* _WORK TO COMPLETE_: Using the listing below, please gather every line containing the word "orientsec".

/---

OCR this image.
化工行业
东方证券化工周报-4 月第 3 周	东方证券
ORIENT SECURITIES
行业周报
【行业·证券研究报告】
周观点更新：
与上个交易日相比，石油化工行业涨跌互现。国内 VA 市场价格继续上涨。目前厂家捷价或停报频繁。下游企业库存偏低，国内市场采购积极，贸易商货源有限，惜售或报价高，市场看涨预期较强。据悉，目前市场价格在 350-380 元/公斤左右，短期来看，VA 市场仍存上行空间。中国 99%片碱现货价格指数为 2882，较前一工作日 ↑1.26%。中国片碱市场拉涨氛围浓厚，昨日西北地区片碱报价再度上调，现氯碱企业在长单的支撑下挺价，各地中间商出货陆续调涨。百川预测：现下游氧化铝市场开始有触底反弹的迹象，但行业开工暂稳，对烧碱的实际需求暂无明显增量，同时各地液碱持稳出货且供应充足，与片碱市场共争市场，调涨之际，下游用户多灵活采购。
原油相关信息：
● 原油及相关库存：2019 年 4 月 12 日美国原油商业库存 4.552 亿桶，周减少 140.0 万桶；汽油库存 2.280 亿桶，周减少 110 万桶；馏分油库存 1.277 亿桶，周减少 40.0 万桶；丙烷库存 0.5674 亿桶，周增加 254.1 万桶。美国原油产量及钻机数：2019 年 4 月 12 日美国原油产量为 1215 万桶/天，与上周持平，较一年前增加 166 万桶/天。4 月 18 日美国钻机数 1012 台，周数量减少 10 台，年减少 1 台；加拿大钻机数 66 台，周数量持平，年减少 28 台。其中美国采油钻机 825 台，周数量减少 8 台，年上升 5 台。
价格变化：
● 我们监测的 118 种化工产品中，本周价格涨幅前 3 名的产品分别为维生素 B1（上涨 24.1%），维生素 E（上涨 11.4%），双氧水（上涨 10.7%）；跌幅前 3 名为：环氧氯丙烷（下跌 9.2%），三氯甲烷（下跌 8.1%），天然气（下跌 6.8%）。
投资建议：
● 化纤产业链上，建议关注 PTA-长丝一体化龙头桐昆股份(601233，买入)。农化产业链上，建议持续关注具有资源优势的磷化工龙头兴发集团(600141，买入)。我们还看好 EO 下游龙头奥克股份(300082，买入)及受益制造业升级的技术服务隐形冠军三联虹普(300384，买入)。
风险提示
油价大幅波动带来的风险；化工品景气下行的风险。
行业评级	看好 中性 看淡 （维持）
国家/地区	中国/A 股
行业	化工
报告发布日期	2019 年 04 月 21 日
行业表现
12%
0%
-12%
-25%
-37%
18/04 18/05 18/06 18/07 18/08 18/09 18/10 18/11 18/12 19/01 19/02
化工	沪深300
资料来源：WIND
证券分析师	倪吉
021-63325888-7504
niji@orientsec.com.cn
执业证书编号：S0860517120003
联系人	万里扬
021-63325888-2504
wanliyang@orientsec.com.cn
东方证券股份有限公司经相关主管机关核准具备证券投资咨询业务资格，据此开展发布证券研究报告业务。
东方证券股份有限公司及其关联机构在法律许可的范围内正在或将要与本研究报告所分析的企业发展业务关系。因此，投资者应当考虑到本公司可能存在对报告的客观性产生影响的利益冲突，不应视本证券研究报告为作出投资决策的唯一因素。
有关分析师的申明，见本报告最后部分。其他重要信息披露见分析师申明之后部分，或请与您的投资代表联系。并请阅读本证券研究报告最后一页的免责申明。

\---

* _EXPECTED ANSWER_:
niji@orientsec.com.cn
wanliyang@orientsec.com.cn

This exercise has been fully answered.